THE REQUEST: Copy every line of the entries that includes the word "name".

MATERIAL FOR THIS EXERCISE:
◇ ◇ ◇ ◇

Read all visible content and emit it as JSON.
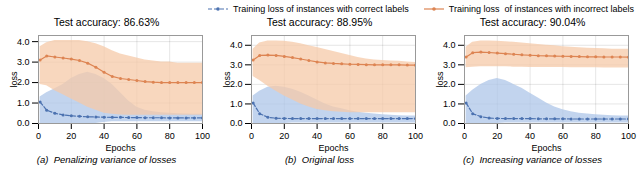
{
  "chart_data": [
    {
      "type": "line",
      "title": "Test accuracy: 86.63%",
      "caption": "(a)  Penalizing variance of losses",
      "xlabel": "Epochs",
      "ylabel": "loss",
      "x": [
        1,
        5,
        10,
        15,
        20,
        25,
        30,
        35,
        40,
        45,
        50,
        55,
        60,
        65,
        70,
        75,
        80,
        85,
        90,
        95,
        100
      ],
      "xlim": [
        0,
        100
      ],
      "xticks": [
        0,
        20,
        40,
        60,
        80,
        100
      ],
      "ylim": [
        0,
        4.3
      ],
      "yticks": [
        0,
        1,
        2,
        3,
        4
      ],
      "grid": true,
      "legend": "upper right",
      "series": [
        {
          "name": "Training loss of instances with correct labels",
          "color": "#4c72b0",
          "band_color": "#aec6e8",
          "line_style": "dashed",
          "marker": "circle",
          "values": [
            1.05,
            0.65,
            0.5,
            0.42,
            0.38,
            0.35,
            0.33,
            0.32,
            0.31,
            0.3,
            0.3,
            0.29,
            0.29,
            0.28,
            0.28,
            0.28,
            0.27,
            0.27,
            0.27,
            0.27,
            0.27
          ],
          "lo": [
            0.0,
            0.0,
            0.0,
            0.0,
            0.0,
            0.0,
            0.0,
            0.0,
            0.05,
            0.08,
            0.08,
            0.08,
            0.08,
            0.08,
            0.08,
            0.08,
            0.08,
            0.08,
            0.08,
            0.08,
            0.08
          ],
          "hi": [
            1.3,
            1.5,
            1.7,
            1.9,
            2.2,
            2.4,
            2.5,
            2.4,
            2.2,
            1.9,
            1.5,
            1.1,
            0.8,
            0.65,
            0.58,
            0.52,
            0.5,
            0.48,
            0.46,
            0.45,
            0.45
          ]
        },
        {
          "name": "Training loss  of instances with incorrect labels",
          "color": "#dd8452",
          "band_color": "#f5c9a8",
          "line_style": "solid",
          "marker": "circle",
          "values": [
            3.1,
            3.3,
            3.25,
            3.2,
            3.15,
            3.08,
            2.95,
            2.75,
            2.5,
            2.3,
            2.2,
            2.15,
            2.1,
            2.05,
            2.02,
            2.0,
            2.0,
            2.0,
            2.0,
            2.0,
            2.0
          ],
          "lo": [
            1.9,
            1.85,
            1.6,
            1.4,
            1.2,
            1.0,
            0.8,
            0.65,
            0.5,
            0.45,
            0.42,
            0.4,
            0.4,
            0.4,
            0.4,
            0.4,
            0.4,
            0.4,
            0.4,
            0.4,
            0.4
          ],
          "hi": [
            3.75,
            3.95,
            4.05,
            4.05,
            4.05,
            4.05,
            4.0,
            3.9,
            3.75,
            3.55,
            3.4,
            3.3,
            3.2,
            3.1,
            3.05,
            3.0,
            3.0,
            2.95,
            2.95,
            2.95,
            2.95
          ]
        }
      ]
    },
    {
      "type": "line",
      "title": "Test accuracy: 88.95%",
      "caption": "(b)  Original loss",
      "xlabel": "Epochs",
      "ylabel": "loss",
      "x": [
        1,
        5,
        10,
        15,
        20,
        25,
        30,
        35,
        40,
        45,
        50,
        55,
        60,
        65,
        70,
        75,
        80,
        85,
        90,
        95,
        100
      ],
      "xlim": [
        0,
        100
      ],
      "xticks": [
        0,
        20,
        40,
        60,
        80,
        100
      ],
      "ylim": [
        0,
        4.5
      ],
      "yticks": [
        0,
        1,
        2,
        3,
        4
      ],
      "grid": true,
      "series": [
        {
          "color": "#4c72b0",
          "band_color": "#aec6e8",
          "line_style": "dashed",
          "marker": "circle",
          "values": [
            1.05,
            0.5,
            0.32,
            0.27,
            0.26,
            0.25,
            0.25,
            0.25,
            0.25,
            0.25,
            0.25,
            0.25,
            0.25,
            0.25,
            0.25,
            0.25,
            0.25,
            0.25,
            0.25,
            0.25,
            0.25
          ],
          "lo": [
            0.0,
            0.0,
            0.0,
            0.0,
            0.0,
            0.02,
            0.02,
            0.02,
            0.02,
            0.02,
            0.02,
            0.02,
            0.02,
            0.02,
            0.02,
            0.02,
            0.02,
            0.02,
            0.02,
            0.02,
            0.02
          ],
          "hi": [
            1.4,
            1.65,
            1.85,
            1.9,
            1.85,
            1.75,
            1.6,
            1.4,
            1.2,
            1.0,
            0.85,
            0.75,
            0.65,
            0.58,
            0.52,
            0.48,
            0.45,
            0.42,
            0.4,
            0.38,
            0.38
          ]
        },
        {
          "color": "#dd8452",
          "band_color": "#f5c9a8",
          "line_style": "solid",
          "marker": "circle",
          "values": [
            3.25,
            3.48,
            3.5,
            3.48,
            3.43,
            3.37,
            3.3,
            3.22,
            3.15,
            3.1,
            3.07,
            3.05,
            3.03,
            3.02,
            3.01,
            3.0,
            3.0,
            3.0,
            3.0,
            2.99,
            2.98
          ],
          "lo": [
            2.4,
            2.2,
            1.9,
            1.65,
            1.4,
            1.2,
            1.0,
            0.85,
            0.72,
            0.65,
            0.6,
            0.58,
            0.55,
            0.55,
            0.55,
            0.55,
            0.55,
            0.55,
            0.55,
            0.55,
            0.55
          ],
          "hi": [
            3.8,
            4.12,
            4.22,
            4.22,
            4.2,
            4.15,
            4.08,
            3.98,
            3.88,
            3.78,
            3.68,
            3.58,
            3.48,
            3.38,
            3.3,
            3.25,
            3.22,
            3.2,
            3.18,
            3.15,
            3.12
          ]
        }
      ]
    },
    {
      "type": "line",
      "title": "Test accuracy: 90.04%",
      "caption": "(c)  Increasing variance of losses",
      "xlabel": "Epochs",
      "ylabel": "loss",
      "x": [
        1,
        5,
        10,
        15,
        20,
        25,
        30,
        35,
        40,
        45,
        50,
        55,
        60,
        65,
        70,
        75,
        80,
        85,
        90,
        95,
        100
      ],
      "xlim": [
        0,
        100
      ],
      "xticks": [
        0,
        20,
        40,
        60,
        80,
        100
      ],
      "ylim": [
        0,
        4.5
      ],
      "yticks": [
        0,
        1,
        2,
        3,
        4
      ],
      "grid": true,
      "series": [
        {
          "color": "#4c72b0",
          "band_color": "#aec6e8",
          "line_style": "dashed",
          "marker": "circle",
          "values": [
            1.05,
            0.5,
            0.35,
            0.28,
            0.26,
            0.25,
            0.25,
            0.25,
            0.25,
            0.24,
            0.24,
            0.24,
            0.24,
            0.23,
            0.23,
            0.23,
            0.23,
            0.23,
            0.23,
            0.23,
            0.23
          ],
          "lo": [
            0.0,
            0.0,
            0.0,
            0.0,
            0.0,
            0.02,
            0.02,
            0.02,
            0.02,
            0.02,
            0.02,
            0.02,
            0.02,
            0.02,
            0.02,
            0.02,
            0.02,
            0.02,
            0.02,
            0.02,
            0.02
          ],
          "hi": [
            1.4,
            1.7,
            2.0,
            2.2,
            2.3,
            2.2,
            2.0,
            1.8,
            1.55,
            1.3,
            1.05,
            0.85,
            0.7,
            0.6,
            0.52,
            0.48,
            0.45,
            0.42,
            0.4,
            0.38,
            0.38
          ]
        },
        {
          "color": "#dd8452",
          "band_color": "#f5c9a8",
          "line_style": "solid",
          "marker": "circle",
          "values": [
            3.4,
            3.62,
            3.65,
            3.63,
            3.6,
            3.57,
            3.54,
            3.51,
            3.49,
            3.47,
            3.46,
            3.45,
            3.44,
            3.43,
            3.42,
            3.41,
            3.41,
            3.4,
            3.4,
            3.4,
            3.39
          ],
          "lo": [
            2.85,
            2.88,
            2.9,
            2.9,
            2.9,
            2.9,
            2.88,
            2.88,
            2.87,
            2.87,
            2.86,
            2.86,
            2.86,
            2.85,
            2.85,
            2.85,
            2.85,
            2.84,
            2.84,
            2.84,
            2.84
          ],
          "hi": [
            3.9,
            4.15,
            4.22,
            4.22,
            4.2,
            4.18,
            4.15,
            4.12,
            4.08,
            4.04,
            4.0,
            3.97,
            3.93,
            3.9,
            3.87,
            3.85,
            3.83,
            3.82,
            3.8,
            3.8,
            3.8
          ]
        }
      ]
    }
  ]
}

◇ ◇ ◇ ◇

FINISHED TASK:
          "name": "Training loss of instances with correct labels",
          "name": "Training loss  of instances with incorrect labels",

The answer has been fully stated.